------ Material shown
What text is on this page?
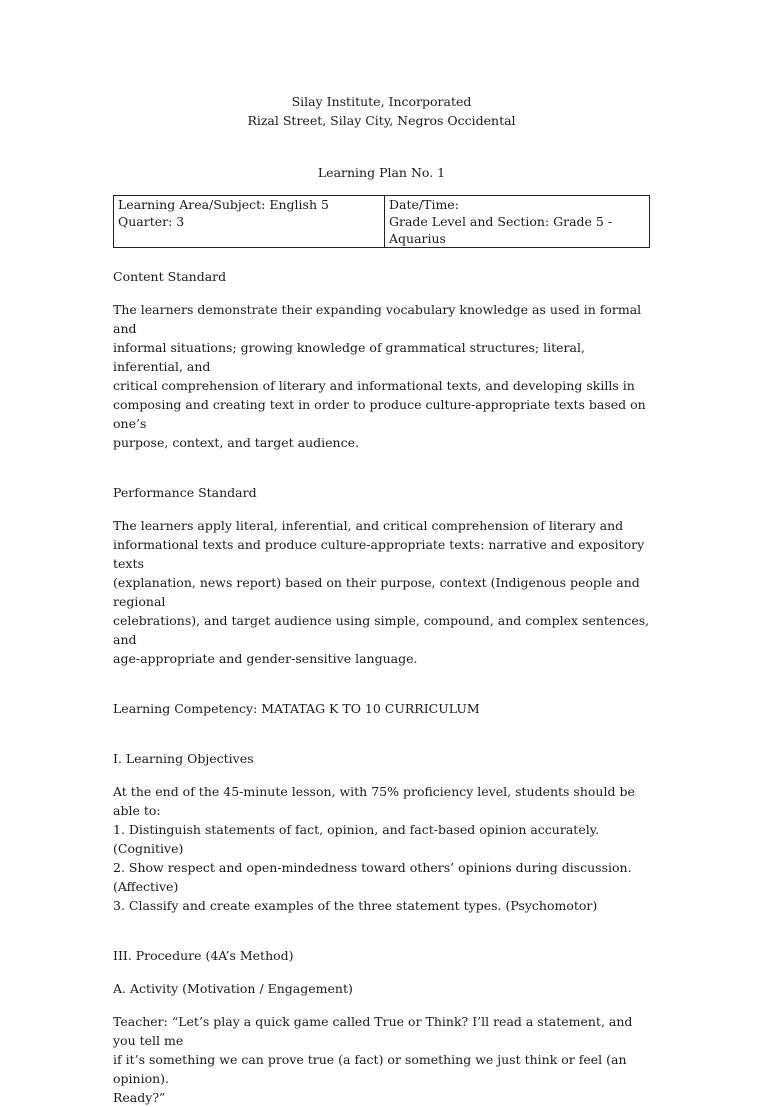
Silay Institute, Incorporated
Rizal Street, Silay City, Negros Occidental
Learning Plan No. 1
Learning Area/Subject: English 5
Quarter: 3

Date/Time:
Grade Level and Section: Grade 5 -
Aquarius
Content Standard
The learners demonstrate their expanding vocabulary knowledge as used in formal and
informal situations; growing knowledge of grammatical structures; literal, inferential, and
critical comprehension of literary and informational texts, and developing skills in
composing and creating text in order to produce culture-appropriate texts based on one’s
purpose, context, and target audience.
Performance Standard
The learners apply literal, inferential, and critical comprehension of literary and
informational texts and produce culture-appropriate texts: narrative and expository texts
(explanation, news report) based on their purpose, context (Indigenous people and regional
celebrations), and target audience using simple, compound, and complex sentences, and
age-appropriate and gender-sensitive language.
Learning Competency: MATATAG K TO 10 CURRICULUM
I. Learning Objectives
At the end of the 45-minute lesson, with 75% proficiency level, students should be able to:
1. Distinguish statements of fact, opinion, and fact-based opinion accurately. (Cognitive)
2. Show respect and open-mindedness toward others’ opinions during discussion.
(Affective)
3. Classify and create examples of the three statement types. (Psychomotor)
III. Procedure (4A’s Method)
A. Activity (Motivation / Engagement)
Teacher: “Let’s play a quick game called True or Think? I’ll read a statement, and you tell me
if it’s something we can prove true (a fact) or something we just think or feel (an opinion).
Ready?”
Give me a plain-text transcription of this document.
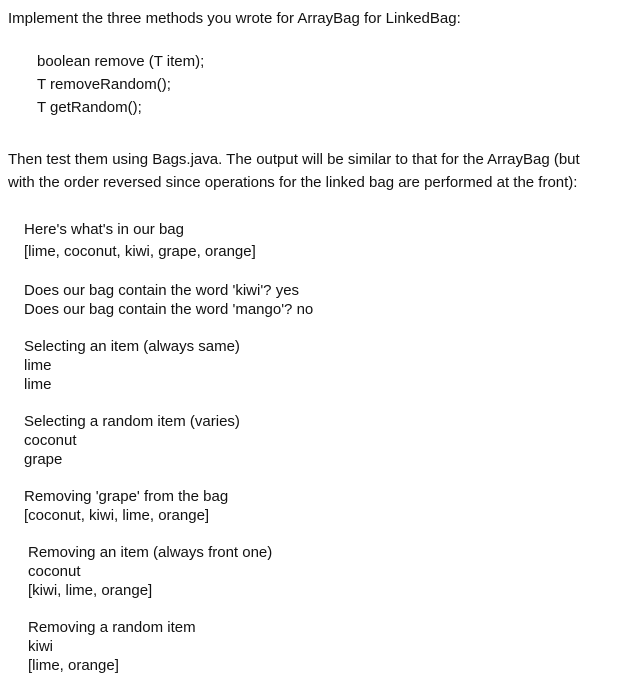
Implement the three methods you wrote for ArrayBag for LinkedBag:

boolean remove (T item);

T removeRandom();

T getRandom();

Then test them using Bags.java. The output will be similar to that for the ArrayBag (but

with the order reversed since operations for the linked bag are performed at the front):

Here's what's in our bag

[lime, coconut, kiwi, grape, orange]

Does our bag contain the word 'kiwi'? yes

Does our bag contain the word 'mango'? no

Selecting an item (always same)

lime

lime

Selecting a random item (varies)

coconut

grape

Removing 'grape' from the bag

[coconut, kiwi, lime, orange]

Removing an item (always front one)

coconut

[kiwi, lime, orange]

Removing a random item

kiwi

[lime, orange]
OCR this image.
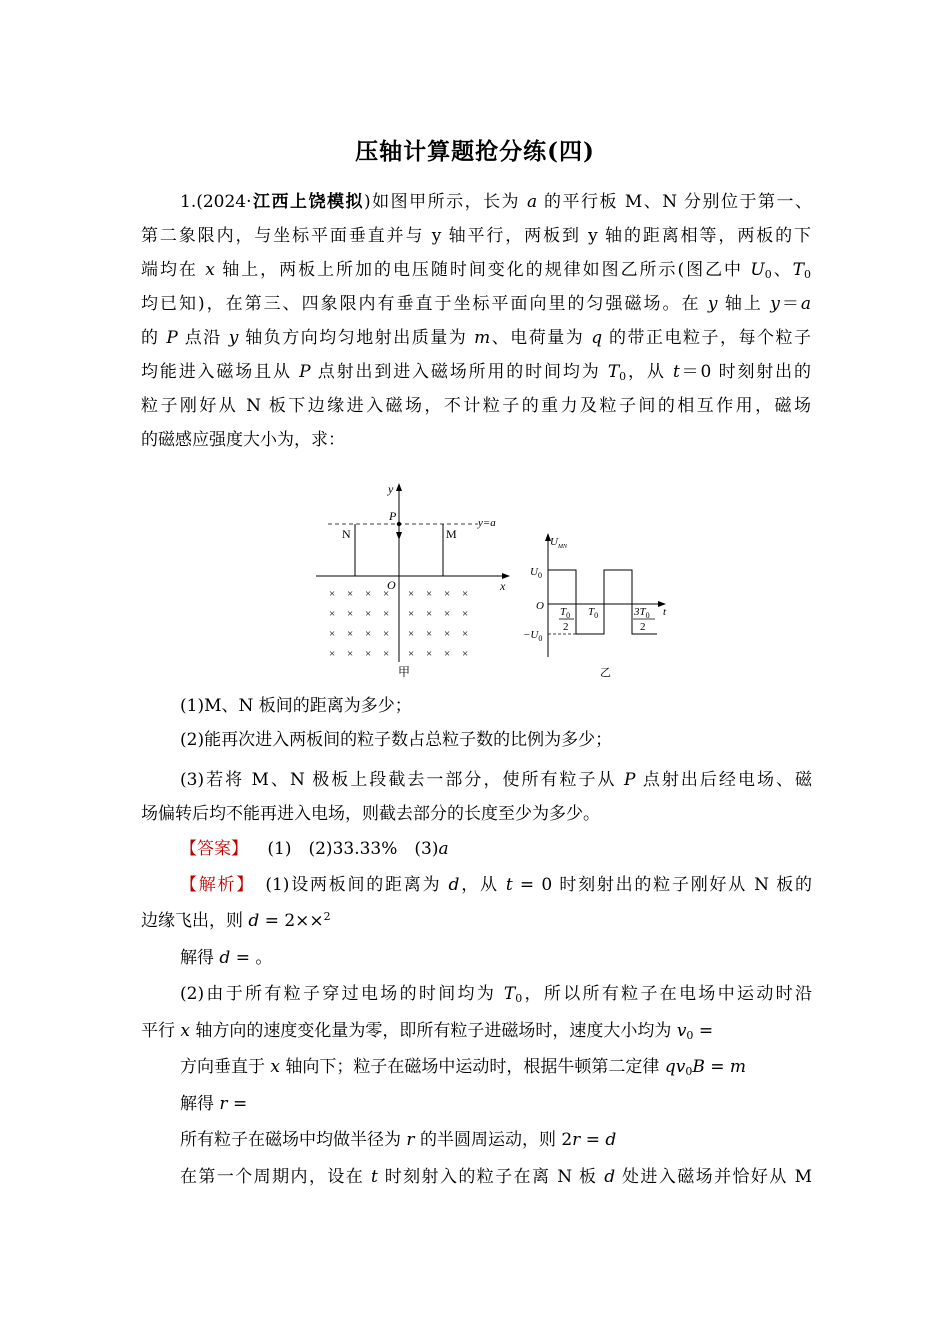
压轴计算题抢分练(四)
1.(2024·江西上饶模拟)如图甲所示，长为 a 的平行板 M、N 分别位于第一、
第二象限内，与坐标平面垂直并与 y 轴平行，两板到 y 轴的距离相等，两板的下
端均在 x 轴上，两板上所加的电压随时间变化的规律如图乙所示(图乙中 $U_0$、$T_0$
均已知)，在第三、四象限内有垂直于坐标平面向里的匀强磁场。在 y 轴上 y＝a
的 P 点沿 y 轴负方向均匀地射出质量为 m、电荷量为 q 的带正电粒子，每个粒子
均能进入磁场且从 P 点射出到进入磁场所用的时间均为 $T_0$，从 t＝0 时刻射出的
粒子刚好从 N 板下边缘进入磁场，不计粒子的重力及粒子间的相互作用，磁场
的磁感应强度大小为，求：
y
x
O
P
N	M
y=a
× × × × × × × ×
× × × × × × × ×
× × × × × × × ×
× × × × × × × ×
甲
$U_{MN}$
$U_0$
$-U_0$
O	t
$T_0$
2
$T_0$	$3T_0$
2
乙
(1)M、N 板间的距离为多少；
(2)能再次进入两板间的粒子数占总粒子数的比例为多少；
(3)若将 M、N 极板上段截去一部分，使所有粒子从 P 点射出后经电场、磁
场偏转后均不能再进入电场，则截去部分的长度至少为多少。
【答案】 (1)　(2)33.33%　(3)a
【解析】　(1)设两板间的距离为 d，从 t = 0 时刻射出的粒子刚好从 N 板的
边缘飞出，则 d = 2××$^2$
解得 d = 。
(2)由于所有粒子穿过电场的时间均为 $T_0$，所以所有粒子在电场中运动时沿
平行 x 轴方向的速度变化量为零，即所有粒子进磁场时，速度大小均为 $v_0$ =
方向垂直于 x 轴向下；粒子在磁场中运动时，根据牛顿第二定律 $qv_0B = m$
解得 r =
所有粒子在磁场中均做半径为 r 的半圆周运动，则 2r = d
在第一个周期内，设在 t 时刻射入的粒子在离 N 板 d 处进入磁场并恰好从 M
------------
What you need to do
Pictures stay out; reproduce every line of the records exactly.

Reply to the exercise
What text is on this page?
Silay Institute, Incorporated
Rizal Street, Silay City, Negros Occidental
Learning Plan No. 1
Learning Area/Subject: English 5
Quarter: 3

Date/Time:
Grade Level and Section: Grade 5 -
Aquarius
Content Standard
The learners demonstrate their expanding vocabulary knowledge as used in formal and
informal situations; growing knowledge of grammatical structures; literal, inferential, and
critical comprehension of literary and informational texts, and developing skills in
composing and creating text in order to produce culture-appropriate texts based on one’s
purpose, context, and target audience.
Performance Standard
The learners apply literal, inferential, and critical comprehension of literary and
informational texts and produce culture-appropriate texts: narrative and expository texts
(explanation, news report) based on their purpose, context (Indigenous people and regional
celebrations), and target audience using simple, compound, and complex sentences, and
age-appropriate and gender-sensitive language.
Learning Competency: MATATAG K TO 10 CURRICULUM
I. Learning Objectives
At the end of the 45-minute lesson, with 75% proficiency level, students should be able to:
1. Distinguish statements of fact, opinion, and fact-based opinion accurately. (Cognitive)
2. Show respect and open-mindedness toward others’ opinions during discussion.
(Affective)
3. Classify and create examples of the three statement types. (Psychomotor)
III. Procedure (4A’s Method)
A. Activity (Motivation / Engagement)
Teacher: “Let’s play a quick game called True or Think? I’ll read a statement, and you tell me
if it’s something we can prove true (a fact) or something we just think or feel (an opinion).
Ready?”
Give me a plain-text transcription of this document.
Implement the three methods you wrote for ArrayBag for LinkedBag:

boolean remove (T item);

T removeRandom();

T getRandom();

Then test them using Bags.java. The output will be similar to that for the ArrayBag (but

with the order reversed since operations for the linked bag are performed at the front):

Here's what's in our bag

[lime, coconut, kiwi, grape, orange]

Does our bag contain the word 'kiwi'? yes

Does our bag contain the word 'mango'? no

Selecting an item (always same)

lime

lime

Selecting a random item (varies)

coconut

grape

Removing 'grape' from the bag

[coconut, kiwi, lime, orange]

Removing an item (always front one)

coconut

[kiwi, lime, orange]

Removing a random item

kiwi

[lime, orange]
OCR this image.
压轴计算题抢分练(四)
1.(2024·江西上饶模拟)如图甲所示，长为 a 的平行板 M、N 分别位于第一、
第二象限内，与坐标平面垂直并与 y 轴平行，两板到 y 轴的距离相等，两板的下
端均在 x 轴上，两板上所加的电压随时间变化的规律如图乙所示(图乙中 $U_0$、$T_0$
均已知)，在第三、四象限内有垂直于坐标平面向里的匀强磁场。在 y 轴上 y＝a
的 P 点沿 y 轴负方向均匀地射出质量为 m、电荷量为 q 的带正电粒子，每个粒子
均能进入磁场且从 P 点射出到进入磁场所用的时间均为 $T_0$，从 t＝0 时刻射出的
粒子刚好从 N 板下边缘进入磁场，不计粒子的重力及粒子间的相互作用，磁场
的磁感应强度大小为，求：
y
x
O
P
N	M
y=a
× × × × × × × ×
× × × × × × × ×
× × × × × × × ×
× × × × × × × ×
甲
$U_{MN}$
$U_0$
$-U_0$
O	t
$T_0$
2
$T_0$	$3T_0$
2
乙
(1)M、N 板间的距离为多少；
(2)能再次进入两板间的粒子数占总粒子数的比例为多少；
(3)若将 M、N 极板上段截去一部分，使所有粒子从 P 点射出后经电场、磁
场偏转后均不能再进入电场，则截去部分的长度至少为多少。
【答案】 (1)　(2)33.33%　(3)a
【解析】　(1)设两板间的距离为 d，从 t = 0 时刻射出的粒子刚好从 N 板的
边缘飞出，则 d = 2××$^2$
解得 d = 。
(2)由于所有粒子穿过电场的时间均为 $T_0$，所以所有粒子在电场中运动时沿
平行 x 轴方向的速度变化量为零，即所有粒子进磁场时，速度大小均为 $v_0$ =
方向垂直于 x 轴向下；粒子在磁场中运动时，根据牛顿第二定律 $qv_0B = m$
解得 r =
所有粒子在磁场中均做半径为 r 的半圆周运动，则 2r = d
在第一个周期内，设在 t 时刻射入的粒子在离 N 板 d 处进入磁场并恰好从 M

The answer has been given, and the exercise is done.